** Start RECORDS PROVIDED **
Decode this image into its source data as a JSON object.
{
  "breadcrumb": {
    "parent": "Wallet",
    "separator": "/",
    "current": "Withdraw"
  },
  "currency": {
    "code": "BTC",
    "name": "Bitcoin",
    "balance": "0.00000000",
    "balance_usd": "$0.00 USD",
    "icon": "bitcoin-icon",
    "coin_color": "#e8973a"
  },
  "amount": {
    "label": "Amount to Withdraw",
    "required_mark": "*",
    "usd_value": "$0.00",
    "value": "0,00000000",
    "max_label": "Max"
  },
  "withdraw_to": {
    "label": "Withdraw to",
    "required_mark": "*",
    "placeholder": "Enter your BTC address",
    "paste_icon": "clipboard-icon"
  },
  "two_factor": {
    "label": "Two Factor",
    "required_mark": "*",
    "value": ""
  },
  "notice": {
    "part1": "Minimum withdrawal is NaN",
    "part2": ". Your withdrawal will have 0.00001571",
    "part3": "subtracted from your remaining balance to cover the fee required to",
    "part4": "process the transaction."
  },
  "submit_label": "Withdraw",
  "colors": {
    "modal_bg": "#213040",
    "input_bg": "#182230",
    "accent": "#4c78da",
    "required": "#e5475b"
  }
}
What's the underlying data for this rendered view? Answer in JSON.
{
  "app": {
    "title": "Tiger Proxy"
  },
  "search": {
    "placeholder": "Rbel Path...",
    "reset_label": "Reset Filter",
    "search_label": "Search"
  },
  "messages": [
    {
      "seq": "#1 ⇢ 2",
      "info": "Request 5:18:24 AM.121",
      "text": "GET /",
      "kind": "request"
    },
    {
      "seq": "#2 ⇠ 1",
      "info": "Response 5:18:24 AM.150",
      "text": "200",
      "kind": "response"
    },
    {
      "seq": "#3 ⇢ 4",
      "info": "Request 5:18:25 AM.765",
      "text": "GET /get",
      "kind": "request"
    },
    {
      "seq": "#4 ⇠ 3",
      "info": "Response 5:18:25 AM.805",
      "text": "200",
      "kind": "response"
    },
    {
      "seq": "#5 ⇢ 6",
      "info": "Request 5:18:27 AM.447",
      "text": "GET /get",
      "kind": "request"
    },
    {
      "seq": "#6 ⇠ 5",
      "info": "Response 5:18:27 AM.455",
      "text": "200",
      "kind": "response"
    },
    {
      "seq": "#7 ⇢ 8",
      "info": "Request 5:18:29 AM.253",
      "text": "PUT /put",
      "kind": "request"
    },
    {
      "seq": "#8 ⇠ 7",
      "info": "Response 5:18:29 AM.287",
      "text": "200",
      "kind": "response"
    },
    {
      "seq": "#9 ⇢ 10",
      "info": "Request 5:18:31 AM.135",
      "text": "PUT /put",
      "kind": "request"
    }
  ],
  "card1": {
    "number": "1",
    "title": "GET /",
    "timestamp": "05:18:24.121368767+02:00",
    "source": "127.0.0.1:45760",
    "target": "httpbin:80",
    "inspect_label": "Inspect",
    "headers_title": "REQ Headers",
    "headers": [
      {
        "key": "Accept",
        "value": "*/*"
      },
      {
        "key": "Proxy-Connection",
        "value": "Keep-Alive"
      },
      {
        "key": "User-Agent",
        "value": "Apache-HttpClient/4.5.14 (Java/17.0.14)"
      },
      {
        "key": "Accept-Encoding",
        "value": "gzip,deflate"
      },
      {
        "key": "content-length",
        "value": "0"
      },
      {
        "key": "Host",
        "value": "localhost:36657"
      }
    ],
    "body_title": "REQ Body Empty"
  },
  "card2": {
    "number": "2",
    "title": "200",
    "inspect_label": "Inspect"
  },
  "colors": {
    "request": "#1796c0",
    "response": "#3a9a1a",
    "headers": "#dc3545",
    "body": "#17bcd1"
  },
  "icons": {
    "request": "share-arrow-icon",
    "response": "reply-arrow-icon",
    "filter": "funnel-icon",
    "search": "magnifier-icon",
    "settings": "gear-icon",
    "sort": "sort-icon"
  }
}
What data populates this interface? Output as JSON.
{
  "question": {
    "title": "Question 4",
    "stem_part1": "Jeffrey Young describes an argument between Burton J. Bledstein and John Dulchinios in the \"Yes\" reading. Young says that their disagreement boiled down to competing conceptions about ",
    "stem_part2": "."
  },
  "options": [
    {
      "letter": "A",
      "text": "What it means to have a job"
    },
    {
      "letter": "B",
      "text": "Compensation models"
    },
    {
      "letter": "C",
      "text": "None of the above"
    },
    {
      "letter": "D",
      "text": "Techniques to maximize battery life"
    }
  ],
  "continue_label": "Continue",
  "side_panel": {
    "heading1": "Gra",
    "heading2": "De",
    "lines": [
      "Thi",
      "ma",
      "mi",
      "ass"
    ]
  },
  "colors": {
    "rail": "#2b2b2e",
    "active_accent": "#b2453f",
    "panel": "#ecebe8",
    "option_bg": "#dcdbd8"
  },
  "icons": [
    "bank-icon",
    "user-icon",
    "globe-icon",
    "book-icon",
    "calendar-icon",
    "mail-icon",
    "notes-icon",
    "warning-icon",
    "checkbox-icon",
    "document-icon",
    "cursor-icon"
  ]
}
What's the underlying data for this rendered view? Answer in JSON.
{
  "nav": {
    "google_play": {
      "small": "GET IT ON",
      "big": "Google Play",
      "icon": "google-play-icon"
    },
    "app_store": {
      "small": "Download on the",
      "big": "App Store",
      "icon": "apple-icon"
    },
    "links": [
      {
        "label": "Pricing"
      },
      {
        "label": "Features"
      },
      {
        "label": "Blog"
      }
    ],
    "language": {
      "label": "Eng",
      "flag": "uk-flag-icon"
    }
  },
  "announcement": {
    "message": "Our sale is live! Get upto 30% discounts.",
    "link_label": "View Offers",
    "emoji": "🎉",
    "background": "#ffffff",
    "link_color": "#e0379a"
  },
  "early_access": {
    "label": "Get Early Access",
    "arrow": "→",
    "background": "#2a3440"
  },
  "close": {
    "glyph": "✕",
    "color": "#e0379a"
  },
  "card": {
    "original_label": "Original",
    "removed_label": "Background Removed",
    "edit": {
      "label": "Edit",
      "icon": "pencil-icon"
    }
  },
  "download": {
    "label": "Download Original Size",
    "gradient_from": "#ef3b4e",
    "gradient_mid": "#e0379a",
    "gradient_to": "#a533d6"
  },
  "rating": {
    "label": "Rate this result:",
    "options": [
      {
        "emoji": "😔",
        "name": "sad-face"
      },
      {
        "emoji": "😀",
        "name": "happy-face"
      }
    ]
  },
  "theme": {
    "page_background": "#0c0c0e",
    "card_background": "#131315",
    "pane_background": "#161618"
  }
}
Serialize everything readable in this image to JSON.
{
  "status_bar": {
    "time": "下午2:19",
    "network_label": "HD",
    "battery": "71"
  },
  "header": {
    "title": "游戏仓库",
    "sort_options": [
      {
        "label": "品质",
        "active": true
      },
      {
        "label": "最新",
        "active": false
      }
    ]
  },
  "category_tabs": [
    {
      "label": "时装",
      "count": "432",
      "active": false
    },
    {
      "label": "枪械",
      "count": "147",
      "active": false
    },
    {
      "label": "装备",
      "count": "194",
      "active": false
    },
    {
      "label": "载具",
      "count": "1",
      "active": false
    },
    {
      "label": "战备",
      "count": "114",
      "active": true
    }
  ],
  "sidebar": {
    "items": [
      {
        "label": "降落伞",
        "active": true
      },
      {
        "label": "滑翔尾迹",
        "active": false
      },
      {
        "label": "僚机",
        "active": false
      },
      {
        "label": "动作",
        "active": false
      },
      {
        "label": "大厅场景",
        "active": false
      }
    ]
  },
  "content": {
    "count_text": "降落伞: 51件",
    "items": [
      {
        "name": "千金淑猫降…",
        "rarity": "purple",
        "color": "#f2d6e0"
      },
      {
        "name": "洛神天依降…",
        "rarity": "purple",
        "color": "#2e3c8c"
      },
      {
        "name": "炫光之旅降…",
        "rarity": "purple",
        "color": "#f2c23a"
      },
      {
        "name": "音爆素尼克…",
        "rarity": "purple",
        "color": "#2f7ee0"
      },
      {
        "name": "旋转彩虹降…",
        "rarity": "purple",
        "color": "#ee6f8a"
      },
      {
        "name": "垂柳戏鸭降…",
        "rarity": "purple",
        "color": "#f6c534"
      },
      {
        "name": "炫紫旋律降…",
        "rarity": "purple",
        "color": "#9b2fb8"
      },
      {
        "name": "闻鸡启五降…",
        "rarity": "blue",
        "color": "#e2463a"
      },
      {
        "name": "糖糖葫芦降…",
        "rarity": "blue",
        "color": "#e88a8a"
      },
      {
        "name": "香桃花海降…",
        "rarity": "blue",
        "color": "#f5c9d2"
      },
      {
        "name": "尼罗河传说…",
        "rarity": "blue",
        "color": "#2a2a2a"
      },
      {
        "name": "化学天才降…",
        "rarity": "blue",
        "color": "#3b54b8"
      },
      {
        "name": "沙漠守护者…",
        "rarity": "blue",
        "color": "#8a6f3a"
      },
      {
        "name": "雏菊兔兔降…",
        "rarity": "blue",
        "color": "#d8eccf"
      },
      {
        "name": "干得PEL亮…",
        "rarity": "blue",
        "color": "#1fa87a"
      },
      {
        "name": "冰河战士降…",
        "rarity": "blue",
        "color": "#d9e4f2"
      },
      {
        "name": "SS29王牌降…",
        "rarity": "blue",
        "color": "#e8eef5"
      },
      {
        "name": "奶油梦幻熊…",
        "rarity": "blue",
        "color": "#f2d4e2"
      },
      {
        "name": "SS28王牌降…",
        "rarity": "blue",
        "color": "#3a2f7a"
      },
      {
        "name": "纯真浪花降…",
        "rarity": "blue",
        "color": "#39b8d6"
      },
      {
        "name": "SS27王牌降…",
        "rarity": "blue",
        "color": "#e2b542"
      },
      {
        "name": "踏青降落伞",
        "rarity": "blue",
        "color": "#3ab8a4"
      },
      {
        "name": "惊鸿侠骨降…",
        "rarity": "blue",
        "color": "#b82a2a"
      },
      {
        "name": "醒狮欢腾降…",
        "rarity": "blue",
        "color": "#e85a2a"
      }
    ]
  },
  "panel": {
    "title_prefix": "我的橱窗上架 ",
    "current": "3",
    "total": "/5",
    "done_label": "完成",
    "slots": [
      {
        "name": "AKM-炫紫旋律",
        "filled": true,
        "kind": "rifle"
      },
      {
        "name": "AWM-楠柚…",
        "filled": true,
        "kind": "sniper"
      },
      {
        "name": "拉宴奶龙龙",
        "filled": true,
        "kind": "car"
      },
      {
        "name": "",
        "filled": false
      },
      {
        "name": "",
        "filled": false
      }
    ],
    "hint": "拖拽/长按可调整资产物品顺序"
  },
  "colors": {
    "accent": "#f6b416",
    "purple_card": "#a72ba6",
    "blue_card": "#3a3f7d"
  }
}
** End RECORDS PROVIDED **
YOUR TASK. Only the number is wanted: how many lines in the data include the word "What"?

CORRECT OUTPUT. 4